• Your instructions
Every line below that mentions the word "number" should be copied out.

• Data items
===

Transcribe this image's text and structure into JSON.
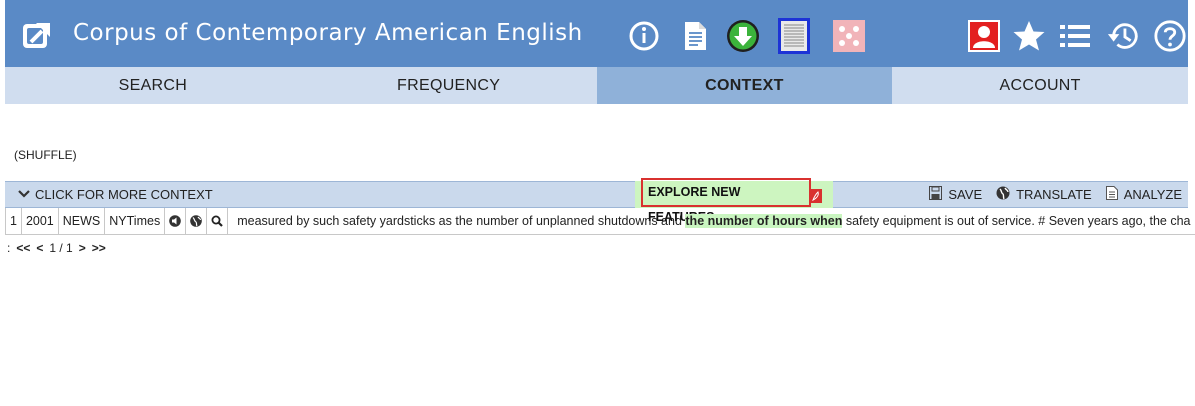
{
  "header": {
    "title": "Corpus of Contemporary American English",
    "icons": [
      "external-link-icon",
      "info-icon",
      "document-icon",
      "download-icon",
      "texts-icon",
      "dice-icon",
      "user-icon",
      "star-icon",
      "list-icon",
      "history-icon",
      "help-icon"
    ],
    "accent": "#5a8ac6"
  },
  "tabs": [
    {
      "label": "SEARCH"
    },
    {
      "label": "FREQUENCY"
    },
    {
      "label": "CONTEXT",
      "active": true
    },
    {
      "label": "ACCOUNT"
    }
  ],
  "shuffle_label": "(SHUFFLE)",
  "context_bar": {
    "more_label": "CLICK FOR MORE CONTEXT",
    "explore_label": "EXPLORE NEW FEATURES",
    "save_label": "SAVE",
    "translate_label": "TRANSLATE",
    "analyze_label": "ANALYZE"
  },
  "result": {
    "num": "1",
    "year": "2001",
    "genre": "NEWS",
    "source": "NYTimes",
    "pre": "measured by such safety yardsticks as the number of unplanned shutdowns and",
    "hit": "the number of hours when",
    "post": "safety equipment is out of service. # Seven years ago, the cha"
  },
  "pager": {
    "colon": ":",
    "first": "<<",
    "prev": "<",
    "pages": "1 / 1",
    "next": ">",
    "last": ">>"
  }
}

===

• Exercise output
    "pre": "measured by such safety yardsticks as the number of unplanned shutdowns and",
    "hit": "the number of hours when",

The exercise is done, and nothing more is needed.